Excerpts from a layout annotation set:
************

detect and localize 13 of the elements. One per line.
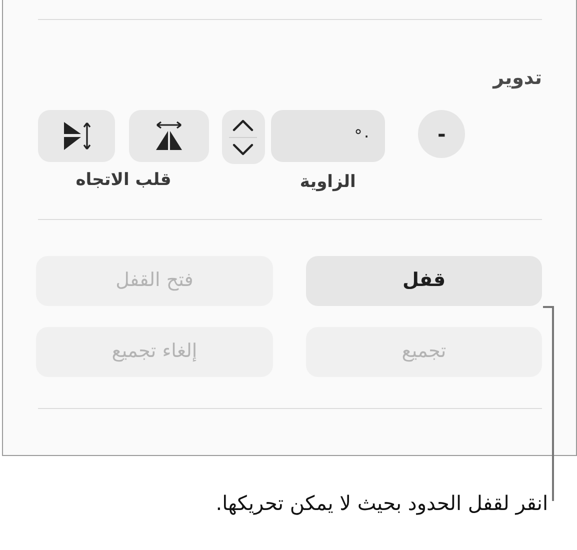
flip-vertical-button[interactable] [38, 110, 115, 162]
section-title: تدوير [491, 66, 542, 91]
flip-label: قلب الاتجاه [76, 169, 172, 192]
callout-text: انقر لقفل الحدود بحيث لا يمكن تحريكها. [214, 490, 548, 517]
angle-field[interactable]: ٠° [270, 110, 385, 162]
angle-label: الزاوية [298, 171, 357, 194]
action-button[interactable]: قفل [306, 256, 542, 306]
flip-horizontal-icon [153, 121, 185, 151]
stepper[interactable] [222, 110, 265, 164]
decrease-button[interactable]: - [418, 110, 465, 158]
flip-horizontal-button[interactable] [129, 110, 209, 162]
chevron-down-icon [231, 142, 256, 156]
chevron-up-icon [231, 118, 256, 132]
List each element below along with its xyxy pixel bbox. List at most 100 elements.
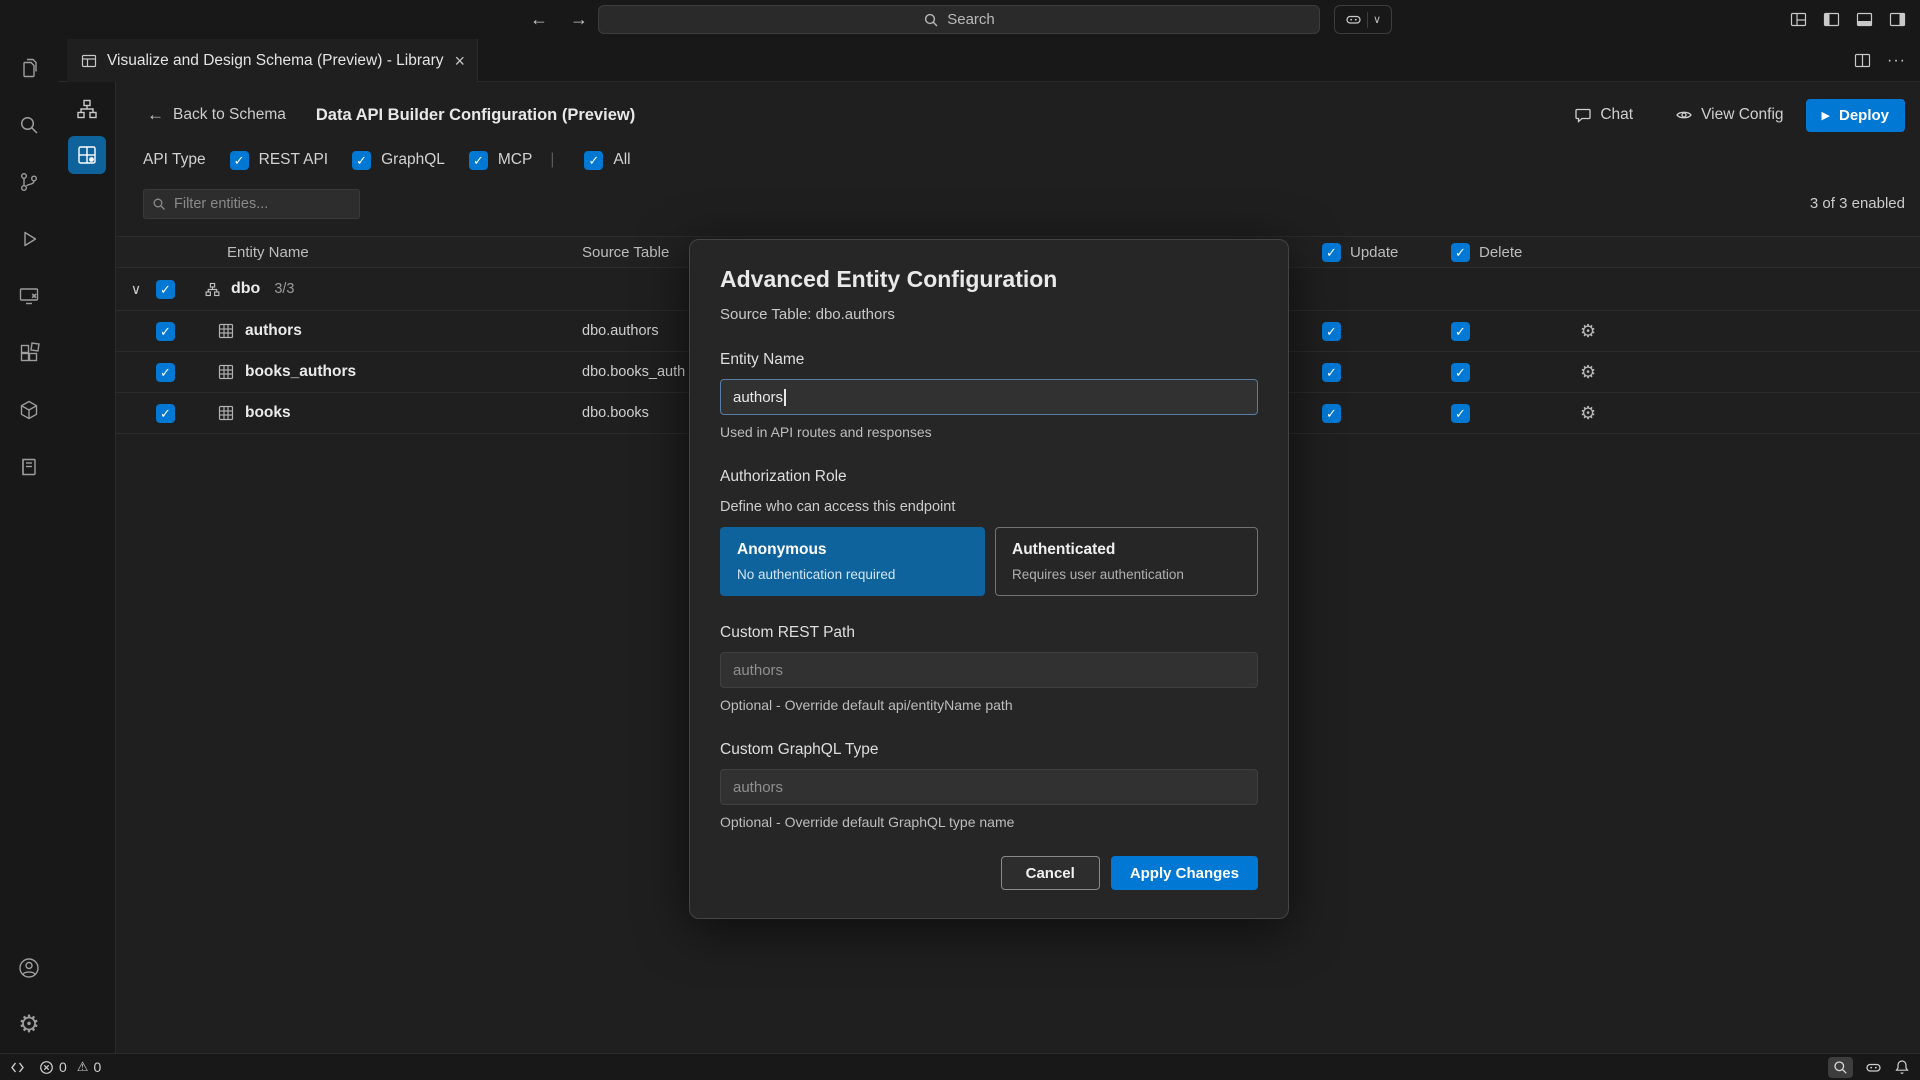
row-checkbox[interactable]: ✓ bbox=[156, 404, 175, 423]
column-delete: ✓ Delete bbox=[1451, 243, 1580, 262]
toggle-panel-icon[interactable] bbox=[1856, 11, 1873, 28]
tab-bar: Visualize and Design Schema (Preview) - … bbox=[58, 39, 1920, 82]
divider bbox=[1367, 12, 1368, 28]
check-icon: ✓ bbox=[234, 154, 245, 167]
eye-icon bbox=[1675, 106, 1693, 124]
tab-visualize-schema[interactable]: Visualize and Design Schema (Preview) - … bbox=[67, 39, 478, 82]
entity-name-help: Used in API routes and responses bbox=[720, 424, 1258, 440]
update-all-checkbox[interactable]: ✓ bbox=[1322, 243, 1341, 262]
notifications-bell-icon[interactable] bbox=[1894, 1059, 1910, 1075]
api-builder-icon[interactable] bbox=[68, 136, 106, 174]
copilot-status-icon[interactable] bbox=[1865, 1059, 1882, 1076]
chat-button[interactable]: Chat bbox=[1574, 106, 1633, 124]
close-icon[interactable]: × bbox=[454, 52, 465, 70]
authorization-role-label: Authorization Role bbox=[720, 468, 1258, 486]
graphql-label: GraphQL bbox=[381, 151, 445, 169]
checkbox[interactable]: ✓ bbox=[352, 151, 371, 170]
tab-label: Visualize and Design Schema (Preview) - … bbox=[107, 52, 444, 70]
entity-filter-input[interactable] bbox=[143, 189, 360, 219]
page-title: Data API Builder Configuration (Preview) bbox=[316, 106, 635, 125]
custom-graphql-type-input[interactable] bbox=[720, 769, 1258, 805]
custom-rest-path-input[interactable] bbox=[720, 652, 1258, 688]
remote-explorer-icon[interactable] bbox=[0, 267, 58, 324]
view-config-button[interactable]: View Config bbox=[1675, 106, 1783, 124]
entity-filter-wrap bbox=[143, 189, 360, 219]
search-icon bbox=[923, 12, 939, 28]
designer-toolbar bbox=[58, 82, 116, 1053]
update-checkbox[interactable]: ✓ bbox=[1322, 363, 1341, 382]
checkbox[interactable]: ✓ bbox=[230, 151, 249, 170]
split-editor-icon[interactable] bbox=[1854, 52, 1871, 69]
chevron-down-icon[interactable]: ∨ bbox=[131, 281, 141, 298]
chat-label: Chat bbox=[1600, 106, 1633, 124]
delete-checkbox[interactable]: ✓ bbox=[1451, 404, 1470, 423]
nav-forward-icon[interactable]: → bbox=[570, 9, 588, 30]
chat-icon bbox=[1574, 106, 1592, 124]
notebook-icon[interactable] bbox=[0, 438, 58, 495]
role-authenticated-card[interactable]: Authenticated Requires user authenticati… bbox=[995, 527, 1258, 596]
search-sidebar-icon[interactable] bbox=[0, 96, 58, 153]
status-bar: 0 ⚠ 0 bbox=[0, 1053, 1920, 1080]
delete-checkbox[interactable]: ✓ bbox=[1451, 322, 1470, 341]
remote-indicator-icon[interactable] bbox=[10, 1060, 25, 1075]
rest-api-checkbox[interactable]: ✓ REST API bbox=[230, 151, 329, 170]
apply-changes-button[interactable]: Apply Changes bbox=[1111, 856, 1258, 890]
schema-diagram-icon[interactable] bbox=[68, 90, 106, 128]
mcp-checkbox[interactable]: ✓ MCP bbox=[469, 151, 532, 170]
explorer-icon[interactable] bbox=[0, 39, 58, 96]
entity-filter-row: 3 of 3 enabled bbox=[116, 174, 1920, 219]
checkbox[interactable]: ✓ bbox=[469, 151, 488, 170]
toggle-secondary-sidebar-icon[interactable] bbox=[1889, 11, 1906, 28]
all-label: All bbox=[613, 151, 630, 169]
editor-actions: ··· bbox=[1854, 39, 1906, 82]
dialog-actions: Cancel Apply Changes bbox=[720, 856, 1258, 890]
mcp-label: MCP bbox=[498, 151, 532, 169]
errors-icon bbox=[39, 1060, 54, 1075]
settings-gear-icon[interactable]: ⚙ bbox=[0, 996, 58, 1053]
row-settings-gear-icon[interactable]: ⚙ bbox=[1580, 322, 1596, 340]
dialog-source-table: Source Table: dbo.authors bbox=[720, 306, 1258, 323]
row-checkbox[interactable]: ✓ bbox=[156, 322, 175, 341]
update-checkbox[interactable]: ✓ bbox=[1322, 404, 1341, 423]
title-bar: ← → Search ∨ bbox=[0, 0, 1920, 39]
row-settings-gear-icon[interactable]: ⚙ bbox=[1580, 404, 1596, 422]
zoom-indicator[interactable] bbox=[1828, 1057, 1853, 1078]
account-icon[interactable] bbox=[0, 939, 58, 996]
entity-name-input[interactable]: authors bbox=[720, 379, 1258, 415]
more-actions-icon[interactable]: ··· bbox=[1887, 52, 1906, 70]
role-cards: Anonymous No authentication required Aut… bbox=[720, 527, 1258, 596]
deploy-label: Deploy bbox=[1839, 107, 1889, 124]
delete-all-checkbox[interactable]: ✓ bbox=[1451, 243, 1470, 262]
extensions-icon[interactable] bbox=[0, 324, 58, 381]
custom-graphql-type-help: Optional - Override default GraphQL type… bbox=[720, 814, 1258, 830]
source-control-icon[interactable] bbox=[0, 153, 58, 210]
group-checkbox[interactable]: ✓ bbox=[156, 280, 175, 299]
delete-checkbox[interactable]: ✓ bbox=[1451, 363, 1470, 382]
text-caret bbox=[784, 389, 786, 406]
database-projects-icon[interactable] bbox=[0, 381, 58, 438]
checkbox[interactable]: ✓ bbox=[584, 151, 603, 170]
problems-indicator[interactable]: 0 ⚠ 0 bbox=[39, 1059, 101, 1075]
role-desc: Requires user authentication bbox=[1012, 567, 1241, 582]
back-to-schema-link[interactable]: ← Back to Schema bbox=[147, 105, 286, 125]
role-anonymous-card[interactable]: Anonymous No authentication required bbox=[720, 527, 985, 596]
run-debug-icon[interactable] bbox=[0, 210, 58, 267]
copilot-menu-button[interactable]: ∨ bbox=[1334, 5, 1392, 34]
row-checkbox[interactable]: ✓ bbox=[156, 363, 175, 382]
command-search-box[interactable]: Search bbox=[598, 5, 1320, 34]
update-checkbox[interactable]: ✓ bbox=[1322, 322, 1341, 341]
role-desc: No authentication required bbox=[737, 567, 968, 582]
nav-back-icon[interactable]: ← bbox=[530, 9, 548, 30]
table-icon bbox=[218, 323, 234, 339]
copilot-icon bbox=[1345, 11, 1362, 28]
toggle-primary-sidebar-icon[interactable] bbox=[1823, 11, 1840, 28]
cancel-button[interactable]: Cancel bbox=[1001, 856, 1100, 890]
deploy-button[interactable]: ▶ Deploy bbox=[1806, 99, 1905, 132]
customize-layout-icon[interactable] bbox=[1790, 11, 1807, 28]
search-icon bbox=[152, 197, 166, 211]
dialog-title: Advanced Entity Configuration bbox=[720, 266, 1258, 293]
all-checkbox[interactable]: ✓ All bbox=[584, 151, 630, 170]
graphql-checkbox[interactable]: ✓ GraphQL bbox=[352, 151, 445, 170]
view-config-label: View Config bbox=[1701, 106, 1783, 124]
row-settings-gear-icon[interactable]: ⚙ bbox=[1580, 363, 1596, 381]
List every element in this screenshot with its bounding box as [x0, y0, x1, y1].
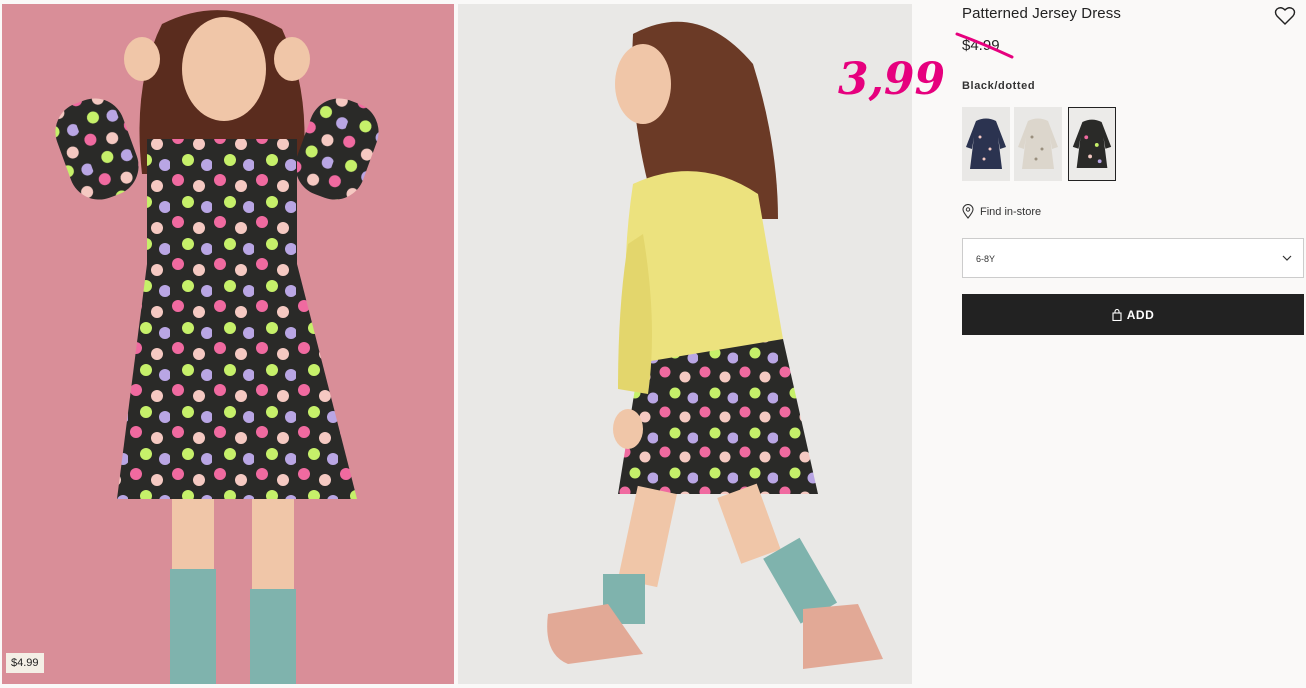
- original-price: $4.99: [962, 37, 1000, 54]
- heart-icon: [1274, 7, 1296, 25]
- product-image-front[interactable]: $4.99: [2, 4, 454, 684]
- add-to-bag-label: ADD: [1126, 307, 1155, 322]
- find-in-store-link[interactable]: Find in-store: [962, 204, 1041, 219]
- bag-icon: [1112, 308, 1122, 321]
- size-select-value: 6-8Y: [976, 254, 996, 264]
- size-select[interactable]: 6-8Y: [962, 238, 1304, 278]
- add-to-bag-button[interactable]: ADD: [962, 294, 1304, 335]
- product-image-side[interactable]: [458, 4, 912, 684]
- find-in-store-label: Find in-store: [980, 205, 1042, 218]
- image-price-tag: $4.99: [6, 653, 44, 673]
- color-label: Black/dotted: [962, 80, 1036, 92]
- swatch-thumbnail: [1018, 118, 1058, 169]
- sale-price: 3,99: [838, 54, 946, 105]
- product-photo-front: [2, 4, 454, 684]
- favorite-button[interactable]: [1274, 6, 1296, 26]
- swatch-black-dotted[interactable]: [1068, 107, 1116, 181]
- chevron-down-icon: [1282, 255, 1292, 261]
- swatch-thumbnail: [1072, 119, 1112, 168]
- location-pin-icon: [962, 204, 974, 219]
- product-title: Patterned Jersey Dress: [962, 5, 1121, 22]
- swatch-dark-blue-patterned[interactable]: [962, 107, 1010, 181]
- swatch-light-beige-patterned[interactable]: [1014, 107, 1062, 181]
- swatch-thumbnail: [966, 118, 1006, 169]
- product-photo-side: [458, 4, 912, 684]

************

(THE TASK)
Convert the lines from the one containing "flip-vertical-button[interactable] [38, 110, 115, 162]" through the one containing "List each element", inclusive, into a Markdown table with the columns No. and Line. Number each line and leave out any blank ones.

(WRITTEN ANSWER)
| No. | Line |
|---|---|
| 1 | flip-vertical-button[interactable] [38, 110, 115, 162] |
| 2 | section-title: تدوير [491, 66, 542, 91] |
| 3 | flip-label: قلب الاتجاه [76, 169, 172, 192] |
| 4 | callout-text: انقر لقفل الحدود بحيث لا يمكن تحريكها. [214, 490, 548, 517] |
| 5 | angle-field[interactable]: ٠° [270, 110, 385, 162] |
| 6 | angle-label: الزاوية [298, 171, 357, 194] |
| 7 | action-button[interactable]: قفل [306, 256, 542, 306] |
| 8 | flip-horizontal-icon [153, 121, 185, 151] |
| 9 | stepper[interactable] [222, 110, 265, 164] |
| 10 | decrease-button[interactable]: - [418, 110, 465, 158] |
| 11 | flip-horizontal-button[interactable] [129, 110, 209, 162] |
| 12 | chevron-down-icon [231, 142, 256, 156] |
| 13 | chevron-up-icon [231, 118, 256, 132] |
| 14 | List each element below along with its xyxy pixel bbox. List at most 100 elements. |